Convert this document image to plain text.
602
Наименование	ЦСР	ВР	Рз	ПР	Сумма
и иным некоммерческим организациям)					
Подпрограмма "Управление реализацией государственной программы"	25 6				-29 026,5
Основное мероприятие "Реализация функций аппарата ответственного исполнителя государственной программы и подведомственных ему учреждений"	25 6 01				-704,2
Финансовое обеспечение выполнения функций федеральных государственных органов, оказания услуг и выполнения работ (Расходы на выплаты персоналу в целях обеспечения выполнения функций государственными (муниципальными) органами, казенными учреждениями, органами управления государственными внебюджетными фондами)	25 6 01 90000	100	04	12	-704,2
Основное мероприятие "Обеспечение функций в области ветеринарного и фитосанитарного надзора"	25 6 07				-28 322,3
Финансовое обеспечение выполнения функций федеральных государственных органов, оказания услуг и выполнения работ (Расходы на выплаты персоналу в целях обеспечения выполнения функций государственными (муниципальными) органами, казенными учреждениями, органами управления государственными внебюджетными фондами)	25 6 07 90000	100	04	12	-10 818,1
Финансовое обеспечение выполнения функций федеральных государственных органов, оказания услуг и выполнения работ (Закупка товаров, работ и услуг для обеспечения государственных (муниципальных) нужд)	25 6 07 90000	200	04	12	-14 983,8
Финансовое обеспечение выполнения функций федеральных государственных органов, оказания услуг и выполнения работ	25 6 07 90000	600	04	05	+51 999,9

════════════════

◆ Given exercise ◆
Find the word "внебюджетными" in the data and show each line that holds it.

◆ Solution to this task ◆
Финансовое обеспечение выполнения функций федеральных государственных органов, оказания услуг и выполнения работ (Расходы на выплаты персоналу в целях обеспечения выполнения функций государственными (муниципальными) органами, казенными учреждениями, органами управления государственными внебюджетными фондами)	25 6 01 90000	100	04	12	-704,2
Финансовое обеспечение выполнения функций федеральных государственных органов, оказания услуг и выполнения работ (Расходы на выплаты персоналу в целях обеспечения выполнения функций государственными (муниципальными) органами, казенными учреждениями, органами управления государственными внебюджетными фондами)	25 6 07 90000	100	04	12	-10 818,1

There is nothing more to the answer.